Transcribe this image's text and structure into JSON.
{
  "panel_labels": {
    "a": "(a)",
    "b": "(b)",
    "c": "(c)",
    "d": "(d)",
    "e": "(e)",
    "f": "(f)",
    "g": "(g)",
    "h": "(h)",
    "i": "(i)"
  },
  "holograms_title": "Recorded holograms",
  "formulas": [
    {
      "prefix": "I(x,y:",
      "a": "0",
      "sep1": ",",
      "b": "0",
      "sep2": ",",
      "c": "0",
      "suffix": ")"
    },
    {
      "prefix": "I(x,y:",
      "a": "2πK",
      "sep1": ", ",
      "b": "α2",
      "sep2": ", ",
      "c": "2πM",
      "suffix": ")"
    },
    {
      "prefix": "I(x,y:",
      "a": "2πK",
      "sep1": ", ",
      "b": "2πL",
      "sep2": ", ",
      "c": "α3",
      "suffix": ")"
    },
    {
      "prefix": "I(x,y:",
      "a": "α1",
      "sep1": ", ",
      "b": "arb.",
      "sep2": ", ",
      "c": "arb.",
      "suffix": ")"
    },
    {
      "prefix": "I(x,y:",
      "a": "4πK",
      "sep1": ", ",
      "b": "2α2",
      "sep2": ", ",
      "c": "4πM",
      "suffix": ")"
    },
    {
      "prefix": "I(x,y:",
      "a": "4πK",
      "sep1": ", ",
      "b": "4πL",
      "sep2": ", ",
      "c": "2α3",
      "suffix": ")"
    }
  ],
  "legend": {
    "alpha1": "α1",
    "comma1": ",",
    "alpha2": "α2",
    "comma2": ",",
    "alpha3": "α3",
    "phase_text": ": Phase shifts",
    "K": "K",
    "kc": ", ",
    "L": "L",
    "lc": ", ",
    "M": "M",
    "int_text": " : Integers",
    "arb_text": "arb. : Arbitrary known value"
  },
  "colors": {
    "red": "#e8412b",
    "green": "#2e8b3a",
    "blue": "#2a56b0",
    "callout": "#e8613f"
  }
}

========

What is needed :: Repeat the material in full, exactly as it stands.

Full output ::
Transcribe this image's text and structure into JSON.
{
  "panel_labels": {
    "a": "(a)",
    "b": "(b)",
    "c": "(c)",
    "d": "(d)",
    "e": "(e)",
    "f": "(f)",
    "g": "(g)",
    "h": "(h)",
    "i": "(i)"
  },
  "holograms_title": "Recorded holograms",
  "formulas": [
    {
      "prefix": "I(x,y:",
      "a": "0",
      "sep1": ",",
      "b": "0",
      "sep2": ",",
      "c": "0",
      "suffix": ")"
    },
    {
      "prefix": "I(x,y:",
      "a": "2πK",
      "sep1": ", ",
      "b": "α2",
      "sep2": ", ",
      "c": "2πM",
      "suffix": ")"
    },
    {
      "prefix": "I(x,y:",
      "a": "2πK",
      "sep1": ", ",
      "b": "2πL",
      "sep2": ", ",
      "c": "α3",
      "suffix": ")"
    },
    {
      "prefix": "I(x,y:",
      "a": "α1",
      "sep1": ", ",
      "b": "arb.",
      "sep2": ", ",
      "c": "arb.",
      "suffix": ")"
    },
    {
      "prefix": "I(x,y:",
      "a": "4πK",
      "sep1": ", ",
      "b": "2α2",
      "sep2": ", ",
      "c": "4πM",
      "suffix": ")"
    },
    {
      "prefix": "I(x,y:",
      "a": "4πK",
      "sep1": ", ",
      "b": "4πL",
      "sep2": ", ",
      "c": "2α3",
      "suffix": ")"
    }
  ],
  "legend": {
    "alpha1": "α1",
    "comma1": ",",
    "alpha2": "α2",
    "comma2": ",",
    "alpha3": "α3",
    "phase_text": ": Phase shifts",
    "K": "K",
    "kc": ", ",
    "L": "L",
    "lc": ", ",
    "M": "M",
    "int_text": " : Integers",
    "arb_text": "arb. : Arbitrary known value"
  },
  "colors": {
    "red": "#e8412b",
    "green": "#2e8b3a",
    "blue": "#2a56b0",
    "callout": "#e8613f"
  }
}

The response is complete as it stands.